**Material for the task**.
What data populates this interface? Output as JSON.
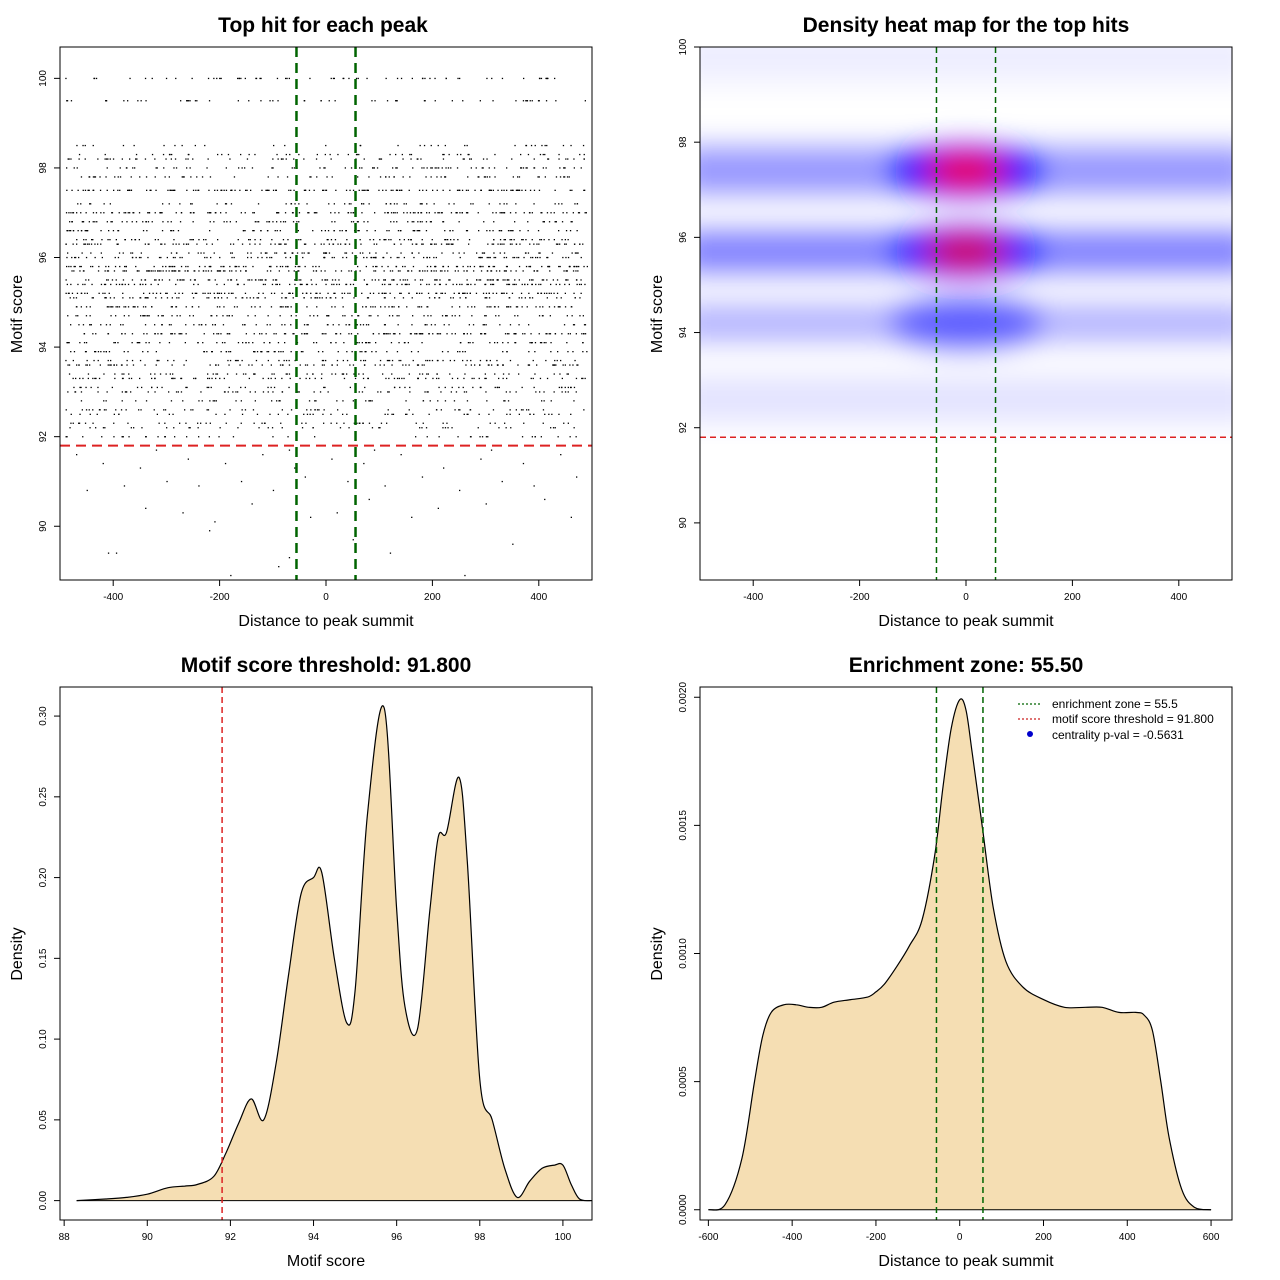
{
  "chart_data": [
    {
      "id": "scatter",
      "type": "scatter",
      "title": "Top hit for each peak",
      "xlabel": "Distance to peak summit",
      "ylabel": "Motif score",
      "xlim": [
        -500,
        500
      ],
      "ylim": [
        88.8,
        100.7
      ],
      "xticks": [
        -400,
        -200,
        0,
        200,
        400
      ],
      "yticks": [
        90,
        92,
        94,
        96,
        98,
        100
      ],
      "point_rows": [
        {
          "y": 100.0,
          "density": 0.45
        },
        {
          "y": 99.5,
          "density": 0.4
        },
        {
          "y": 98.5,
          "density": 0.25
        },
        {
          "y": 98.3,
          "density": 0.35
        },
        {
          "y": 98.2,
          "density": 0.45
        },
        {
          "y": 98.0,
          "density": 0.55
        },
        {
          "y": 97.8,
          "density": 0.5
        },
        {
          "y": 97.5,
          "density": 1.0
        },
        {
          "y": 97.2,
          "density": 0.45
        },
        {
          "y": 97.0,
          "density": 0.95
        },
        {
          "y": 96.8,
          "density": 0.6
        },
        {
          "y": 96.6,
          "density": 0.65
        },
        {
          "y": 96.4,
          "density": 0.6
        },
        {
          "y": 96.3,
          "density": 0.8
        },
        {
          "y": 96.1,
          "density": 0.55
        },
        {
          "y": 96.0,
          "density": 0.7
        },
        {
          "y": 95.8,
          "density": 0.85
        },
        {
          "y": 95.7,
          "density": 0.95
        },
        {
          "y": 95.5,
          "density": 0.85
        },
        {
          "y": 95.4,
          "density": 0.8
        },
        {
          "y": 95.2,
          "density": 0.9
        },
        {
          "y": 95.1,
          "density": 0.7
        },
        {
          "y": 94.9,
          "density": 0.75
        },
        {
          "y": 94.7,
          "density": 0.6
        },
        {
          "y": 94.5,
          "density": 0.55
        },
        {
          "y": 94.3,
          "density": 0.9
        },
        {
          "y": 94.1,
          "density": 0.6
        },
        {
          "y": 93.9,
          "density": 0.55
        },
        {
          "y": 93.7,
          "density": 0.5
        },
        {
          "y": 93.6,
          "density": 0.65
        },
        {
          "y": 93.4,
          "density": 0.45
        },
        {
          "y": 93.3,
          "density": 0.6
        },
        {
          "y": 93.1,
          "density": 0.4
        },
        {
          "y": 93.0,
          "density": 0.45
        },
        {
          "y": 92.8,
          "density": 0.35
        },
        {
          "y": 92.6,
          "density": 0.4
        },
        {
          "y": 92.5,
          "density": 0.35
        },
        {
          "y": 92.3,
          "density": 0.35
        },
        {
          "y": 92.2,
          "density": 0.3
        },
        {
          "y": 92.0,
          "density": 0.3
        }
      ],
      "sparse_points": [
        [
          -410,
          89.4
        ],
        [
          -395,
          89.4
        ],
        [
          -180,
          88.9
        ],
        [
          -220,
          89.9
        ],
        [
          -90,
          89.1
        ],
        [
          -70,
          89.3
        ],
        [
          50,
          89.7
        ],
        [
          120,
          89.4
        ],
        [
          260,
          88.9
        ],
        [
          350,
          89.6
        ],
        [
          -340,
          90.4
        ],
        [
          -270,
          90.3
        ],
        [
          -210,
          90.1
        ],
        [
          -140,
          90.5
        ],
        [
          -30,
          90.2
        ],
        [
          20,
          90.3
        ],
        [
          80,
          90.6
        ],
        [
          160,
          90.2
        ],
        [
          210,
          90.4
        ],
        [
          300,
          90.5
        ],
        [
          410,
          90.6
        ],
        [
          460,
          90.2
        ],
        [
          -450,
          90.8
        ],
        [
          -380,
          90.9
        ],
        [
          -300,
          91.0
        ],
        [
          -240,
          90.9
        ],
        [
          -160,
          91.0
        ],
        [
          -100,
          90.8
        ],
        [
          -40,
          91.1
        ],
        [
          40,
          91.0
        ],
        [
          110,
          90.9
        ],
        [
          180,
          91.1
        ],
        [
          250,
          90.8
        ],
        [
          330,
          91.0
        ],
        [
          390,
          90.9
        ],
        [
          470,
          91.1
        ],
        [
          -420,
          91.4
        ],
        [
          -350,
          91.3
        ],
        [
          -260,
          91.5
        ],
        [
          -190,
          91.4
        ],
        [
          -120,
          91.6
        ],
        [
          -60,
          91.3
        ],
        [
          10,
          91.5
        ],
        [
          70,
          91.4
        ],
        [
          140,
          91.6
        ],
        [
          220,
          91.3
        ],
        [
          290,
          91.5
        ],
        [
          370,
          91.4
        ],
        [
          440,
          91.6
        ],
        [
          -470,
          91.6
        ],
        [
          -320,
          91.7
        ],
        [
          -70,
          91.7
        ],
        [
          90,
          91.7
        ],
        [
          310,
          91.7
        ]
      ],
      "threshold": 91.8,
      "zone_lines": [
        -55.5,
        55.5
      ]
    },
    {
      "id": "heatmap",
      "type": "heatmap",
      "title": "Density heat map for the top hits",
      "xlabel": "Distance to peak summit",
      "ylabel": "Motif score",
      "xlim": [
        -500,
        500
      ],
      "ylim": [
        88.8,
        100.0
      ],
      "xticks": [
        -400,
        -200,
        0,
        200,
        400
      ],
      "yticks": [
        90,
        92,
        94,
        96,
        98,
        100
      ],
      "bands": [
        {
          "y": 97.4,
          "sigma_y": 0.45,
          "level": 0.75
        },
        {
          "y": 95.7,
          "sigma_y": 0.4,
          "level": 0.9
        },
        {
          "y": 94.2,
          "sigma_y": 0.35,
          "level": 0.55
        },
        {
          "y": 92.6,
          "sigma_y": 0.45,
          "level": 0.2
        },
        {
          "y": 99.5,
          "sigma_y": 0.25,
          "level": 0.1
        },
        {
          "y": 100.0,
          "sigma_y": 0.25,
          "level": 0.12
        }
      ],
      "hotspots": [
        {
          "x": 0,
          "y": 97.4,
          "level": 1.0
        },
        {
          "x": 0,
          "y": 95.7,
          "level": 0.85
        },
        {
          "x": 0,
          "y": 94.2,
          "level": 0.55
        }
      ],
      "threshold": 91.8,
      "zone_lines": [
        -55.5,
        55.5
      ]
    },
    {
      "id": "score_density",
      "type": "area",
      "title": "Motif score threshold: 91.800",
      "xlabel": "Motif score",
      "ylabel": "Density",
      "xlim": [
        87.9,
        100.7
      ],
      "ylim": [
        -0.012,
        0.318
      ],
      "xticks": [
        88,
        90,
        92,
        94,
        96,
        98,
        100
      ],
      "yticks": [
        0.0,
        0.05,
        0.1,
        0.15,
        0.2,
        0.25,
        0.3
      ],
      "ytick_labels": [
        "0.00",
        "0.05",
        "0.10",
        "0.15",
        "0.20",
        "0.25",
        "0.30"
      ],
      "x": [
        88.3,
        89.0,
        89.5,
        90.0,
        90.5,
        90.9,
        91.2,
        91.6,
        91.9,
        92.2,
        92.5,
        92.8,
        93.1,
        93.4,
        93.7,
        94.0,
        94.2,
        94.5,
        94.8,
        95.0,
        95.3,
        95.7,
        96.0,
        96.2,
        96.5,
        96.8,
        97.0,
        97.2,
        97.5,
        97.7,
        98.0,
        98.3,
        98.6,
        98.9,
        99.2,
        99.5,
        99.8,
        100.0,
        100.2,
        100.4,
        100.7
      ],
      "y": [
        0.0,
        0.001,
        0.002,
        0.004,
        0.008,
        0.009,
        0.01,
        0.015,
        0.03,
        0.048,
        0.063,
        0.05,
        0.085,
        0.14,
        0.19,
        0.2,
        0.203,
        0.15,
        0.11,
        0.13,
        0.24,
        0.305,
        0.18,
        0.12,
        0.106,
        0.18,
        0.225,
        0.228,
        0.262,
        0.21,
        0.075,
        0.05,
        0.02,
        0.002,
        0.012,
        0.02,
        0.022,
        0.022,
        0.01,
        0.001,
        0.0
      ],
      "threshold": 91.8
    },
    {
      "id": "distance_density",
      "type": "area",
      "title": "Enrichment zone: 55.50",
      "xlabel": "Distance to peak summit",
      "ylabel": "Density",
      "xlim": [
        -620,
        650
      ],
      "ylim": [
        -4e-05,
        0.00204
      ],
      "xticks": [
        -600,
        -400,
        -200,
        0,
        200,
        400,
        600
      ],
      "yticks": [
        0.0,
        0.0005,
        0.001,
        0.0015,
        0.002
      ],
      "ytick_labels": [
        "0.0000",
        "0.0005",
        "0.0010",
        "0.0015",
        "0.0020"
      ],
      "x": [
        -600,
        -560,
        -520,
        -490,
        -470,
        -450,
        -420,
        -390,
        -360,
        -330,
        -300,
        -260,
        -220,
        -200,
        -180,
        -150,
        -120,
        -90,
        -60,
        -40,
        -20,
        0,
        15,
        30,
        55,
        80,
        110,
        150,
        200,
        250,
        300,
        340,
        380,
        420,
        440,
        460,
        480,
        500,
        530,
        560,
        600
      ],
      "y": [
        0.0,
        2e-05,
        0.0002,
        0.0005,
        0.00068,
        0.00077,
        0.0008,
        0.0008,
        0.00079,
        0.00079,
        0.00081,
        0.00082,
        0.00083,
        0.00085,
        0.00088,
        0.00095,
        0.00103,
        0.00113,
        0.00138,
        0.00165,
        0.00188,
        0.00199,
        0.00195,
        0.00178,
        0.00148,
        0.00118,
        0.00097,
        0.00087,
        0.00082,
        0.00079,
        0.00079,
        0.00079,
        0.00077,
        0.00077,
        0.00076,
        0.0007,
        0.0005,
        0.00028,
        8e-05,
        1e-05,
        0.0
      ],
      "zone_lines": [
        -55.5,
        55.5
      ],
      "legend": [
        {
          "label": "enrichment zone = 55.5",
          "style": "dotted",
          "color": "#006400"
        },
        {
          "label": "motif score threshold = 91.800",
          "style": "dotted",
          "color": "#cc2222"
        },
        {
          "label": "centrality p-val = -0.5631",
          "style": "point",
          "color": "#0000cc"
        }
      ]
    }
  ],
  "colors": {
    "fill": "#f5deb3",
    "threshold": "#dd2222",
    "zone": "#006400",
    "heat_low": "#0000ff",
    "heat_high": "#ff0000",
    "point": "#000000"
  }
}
...
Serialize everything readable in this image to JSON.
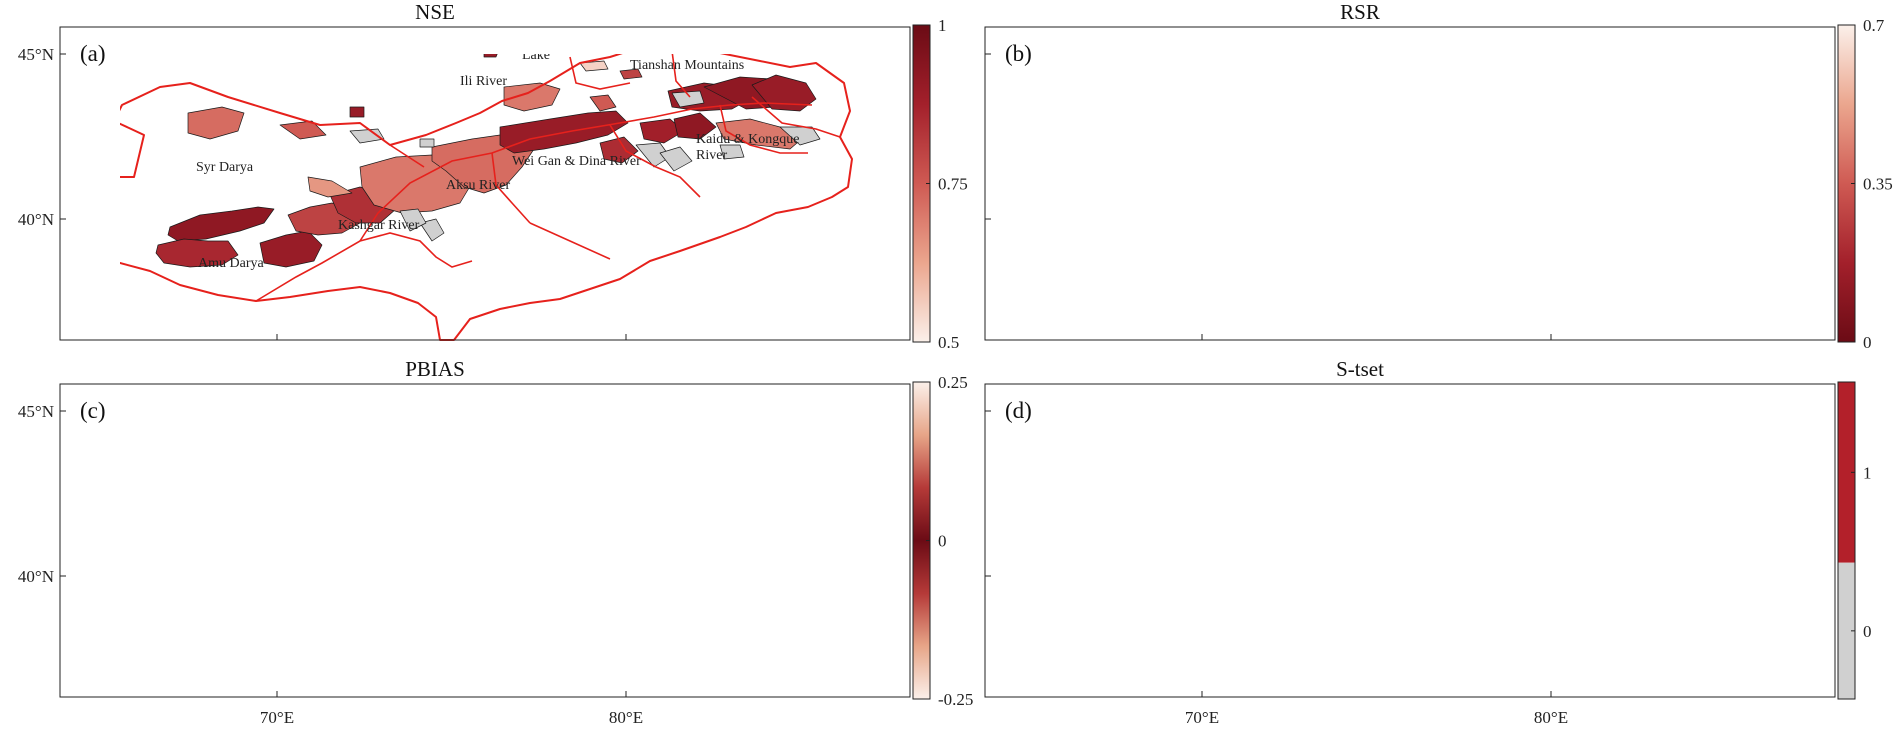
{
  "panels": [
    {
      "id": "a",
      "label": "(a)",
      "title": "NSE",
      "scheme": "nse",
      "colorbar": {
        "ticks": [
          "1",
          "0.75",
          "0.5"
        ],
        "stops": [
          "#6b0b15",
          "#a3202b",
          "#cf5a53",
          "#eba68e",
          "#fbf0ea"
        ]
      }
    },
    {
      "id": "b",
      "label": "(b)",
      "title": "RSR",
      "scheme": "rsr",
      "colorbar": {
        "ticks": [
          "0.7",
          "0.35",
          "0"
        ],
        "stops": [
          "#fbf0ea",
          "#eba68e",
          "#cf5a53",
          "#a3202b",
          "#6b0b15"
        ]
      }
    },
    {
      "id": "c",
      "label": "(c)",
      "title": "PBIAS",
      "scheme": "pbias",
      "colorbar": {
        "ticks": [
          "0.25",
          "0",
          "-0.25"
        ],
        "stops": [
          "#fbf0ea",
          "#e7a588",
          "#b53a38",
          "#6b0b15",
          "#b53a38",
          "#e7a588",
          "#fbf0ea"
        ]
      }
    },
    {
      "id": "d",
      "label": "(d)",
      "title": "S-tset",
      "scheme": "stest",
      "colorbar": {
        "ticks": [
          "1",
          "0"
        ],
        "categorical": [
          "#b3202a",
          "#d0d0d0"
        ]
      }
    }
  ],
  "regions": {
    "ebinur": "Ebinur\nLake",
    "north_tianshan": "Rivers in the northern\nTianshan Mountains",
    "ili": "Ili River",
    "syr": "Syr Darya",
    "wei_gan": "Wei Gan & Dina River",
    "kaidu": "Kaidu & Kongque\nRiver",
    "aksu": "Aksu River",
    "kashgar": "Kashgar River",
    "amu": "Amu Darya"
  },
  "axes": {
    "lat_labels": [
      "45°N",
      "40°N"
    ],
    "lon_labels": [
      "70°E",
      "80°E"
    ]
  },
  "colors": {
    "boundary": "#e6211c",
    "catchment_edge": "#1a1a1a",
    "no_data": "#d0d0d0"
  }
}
==
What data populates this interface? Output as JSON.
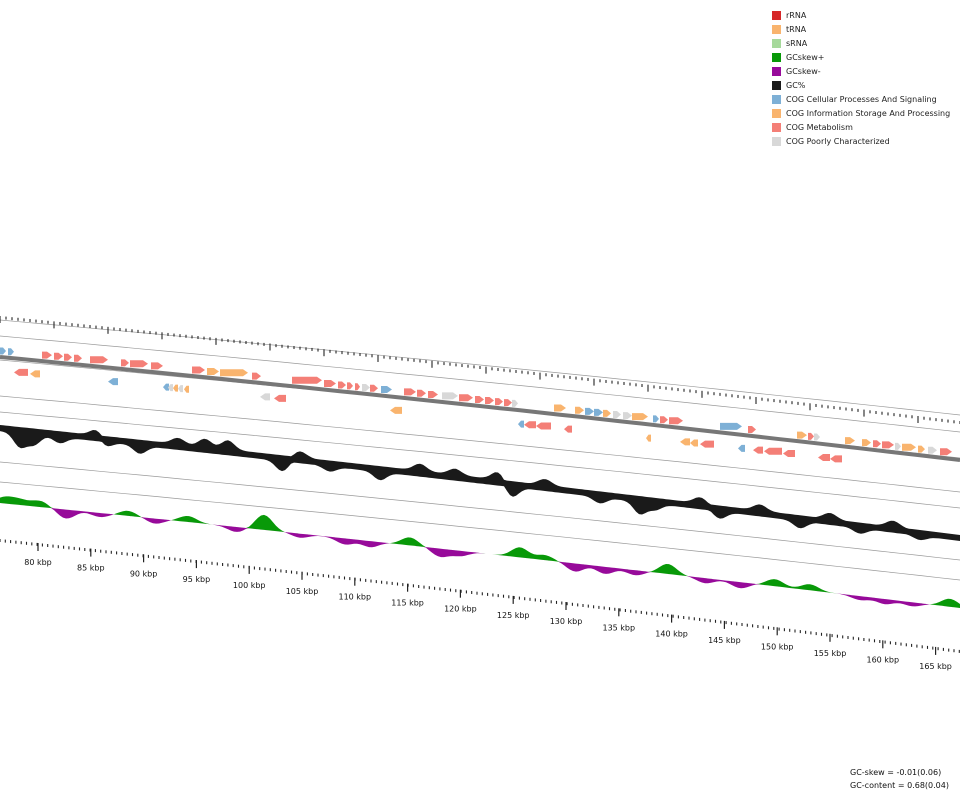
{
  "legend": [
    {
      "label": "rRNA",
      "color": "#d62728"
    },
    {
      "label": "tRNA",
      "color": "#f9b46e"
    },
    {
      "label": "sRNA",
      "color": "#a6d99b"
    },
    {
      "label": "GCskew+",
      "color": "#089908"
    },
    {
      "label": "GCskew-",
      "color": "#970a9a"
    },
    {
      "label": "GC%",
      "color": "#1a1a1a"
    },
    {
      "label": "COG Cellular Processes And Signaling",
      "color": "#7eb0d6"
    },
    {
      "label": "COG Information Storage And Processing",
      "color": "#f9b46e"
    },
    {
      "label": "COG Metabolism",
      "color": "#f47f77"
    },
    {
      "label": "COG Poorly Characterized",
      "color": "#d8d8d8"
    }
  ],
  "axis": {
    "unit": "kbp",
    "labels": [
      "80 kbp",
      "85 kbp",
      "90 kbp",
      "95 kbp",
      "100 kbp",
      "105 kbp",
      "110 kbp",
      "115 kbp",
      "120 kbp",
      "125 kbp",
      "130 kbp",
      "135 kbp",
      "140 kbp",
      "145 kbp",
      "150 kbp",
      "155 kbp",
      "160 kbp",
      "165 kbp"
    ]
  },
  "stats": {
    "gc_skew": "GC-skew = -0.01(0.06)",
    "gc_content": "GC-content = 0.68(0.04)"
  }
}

**Prompt**. Copy out each line of the listing that holds "type".

**Exercise response**.
      "type": "scatter",
      "type": "heatmap",
      "type": "area",
      "type": "area",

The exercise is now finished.